GOAL: The listing below should be printed exactly, every line of it. Skip the pictures.

====== RECORD LIST ======

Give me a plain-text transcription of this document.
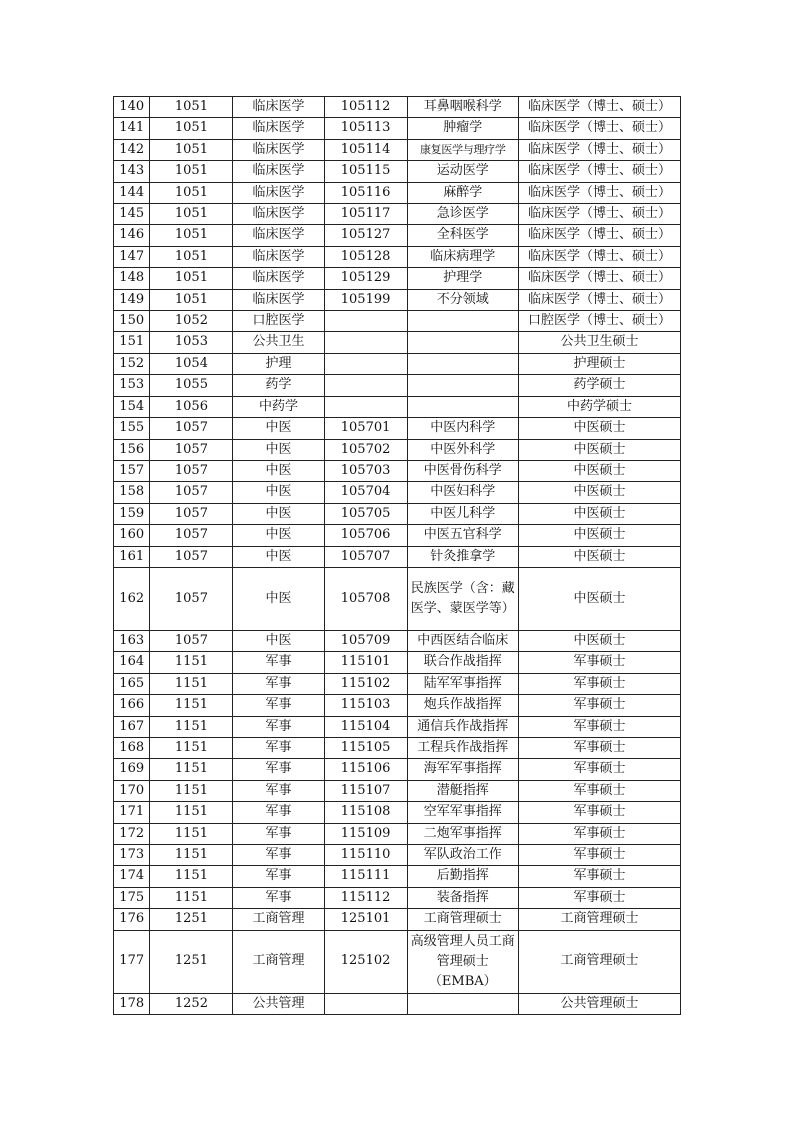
140	1051	临床医学	105112	耳鼻咽喉科学	临床医学（博士、硕士）
141	1051	临床医学	105113	肿瘤学	临床医学（博士、硕士）
142	1051	临床医学	105114	康复医学与理疗学	临床医学（博士、硕士）
143	1051	临床医学	105115	运动医学	临床医学（博士、硕士）
144	1051	临床医学	105116	麻醉学	临床医学（博士、硕士）
145	1051	临床医学	105117	急诊医学	临床医学（博士、硕士）
146	1051	临床医学	105127	全科医学	临床医学（博士、硕士）
147	1051	临床医学	105128	临床病理学	临床医学（博士、硕士）
148	1051	临床医学	105129	护理学	临床医学（博士、硕士）
149	1051	临床医学	105199	不分领域	临床医学（博士、硕士）
150	1052	口腔医学			口腔医学（博士、硕士）
151	1053	公共卫生			公共卫生硕士
152	1054	护理			护理硕士
153	1055	药学			药学硕士
154	1056	中药学			中药学硕士
155	1057	中医	105701	中医内科学	中医硕士
156	1057	中医	105702	中医外科学	中医硕士
157	1057	中医	105703	中医骨伤科学	中医硕士
158	1057	中医	105704	中医妇科学	中医硕士
159	1057	中医	105705	中医儿科学	中医硕士
160	1057	中医	105706	中医五官科学	中医硕士
161	1057	中医	105707	针灸推拿学	中医硕士
162	1057	中医	105708	民族医学（含：藏医学、蒙医学等）	中医硕士
163	1057	中医	105709	中西医结合临床	中医硕士
164	1151	军事	115101	联合作战指挥	军事硕士
165	1151	军事	115102	陆军军事指挥	军事硕士
166	1151	军事	115103	炮兵作战指挥	军事硕士
167	1151	军事	115104	通信兵作战指挥	军事硕士
168	1151	军事	115105	工程兵作战指挥	军事硕士
169	1151	军事	115106	海军军事指挥	军事硕士
170	1151	军事	115107	潜艇指挥	军事硕士
171	1151	军事	115108	空军军事指挥	军事硕士
172	1151	军事	115109	二炮军事指挥	军事硕士
173	1151	军事	115110	军队政治工作	军事硕士
174	1151	军事	115111	后勤指挥	军事硕士
175	1151	军事	115112	装备指挥	军事硕士
176	1251	工商管理	125101	工商管理硕士	工商管理硕士
177	1251	工商管理	125102	高级管理人员工商管理硕士（EMBA）	工商管理硕士
178	1252	公共管理			公共管理硕士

======

CORRECT RESPONSE:
Give me a plain-text transcription of this document.
140	1051	临床医学	105112	耳鼻咽喉科学	临床医学（博士、硕士）
141	1051	临床医学	105113	肿瘤学	临床医学（博士、硕士）
142	1051	临床医学	105114	康复医学与理疗学	临床医学（博士、硕士）
143	1051	临床医学	105115	运动医学	临床医学（博士、硕士）
144	1051	临床医学	105116	麻醉学	临床医学（博士、硕士）
145	1051	临床医学	105117	急诊医学	临床医学（博士、硕士）
146	1051	临床医学	105127	全科医学	临床医学（博士、硕士）
147	1051	临床医学	105128	临床病理学	临床医学（博士、硕士）
148	1051	临床医学	105129	护理学	临床医学（博士、硕士）
149	1051	临床医学	105199	不分领域	临床医学（博士、硕士）
150	1052	口腔医学			口腔医学（博士、硕士）
151	1053	公共卫生			公共卫生硕士
152	1054	护理			护理硕士
153	1055	药学			药学硕士
154	1056	中药学			中药学硕士
155	1057	中医	105701	中医内科学	中医硕士
156	1057	中医	105702	中医外科学	中医硕士
157	1057	中医	105703	中医骨伤科学	中医硕士
158	1057	中医	105704	中医妇科学	中医硕士
159	1057	中医	105705	中医儿科学	中医硕士
160	1057	中医	105706	中医五官科学	中医硕士
161	1057	中医	105707	针灸推拿学	中医硕士
162	1057	中医	105708	民族医学（含：藏医学、蒙医学等）	中医硕士
163	1057	中医	105709	中西医结合临床	中医硕士
164	1151	军事	115101	联合作战指挥	军事硕士
165	1151	军事	115102	陆军军事指挥	军事硕士
166	1151	军事	115103	炮兵作战指挥	军事硕士
167	1151	军事	115104	通信兵作战指挥	军事硕士
168	1151	军事	115105	工程兵作战指挥	军事硕士
169	1151	军事	115106	海军军事指挥	军事硕士
170	1151	军事	115107	潜艇指挥	军事硕士
171	1151	军事	115108	空军军事指挥	军事硕士
172	1151	军事	115109	二炮军事指挥	军事硕士
173	1151	军事	115110	军队政治工作	军事硕士
174	1151	军事	115111	后勤指挥	军事硕士
175	1151	军事	115112	装备指挥	军事硕士
176	1251	工商管理	125101	工商管理硕士	工商管理硕士
177	1251	工商管理	125102	高级管理人员工商管理硕士（EMBA）	工商管理硕士
178	1252	公共管理			公共管理硕士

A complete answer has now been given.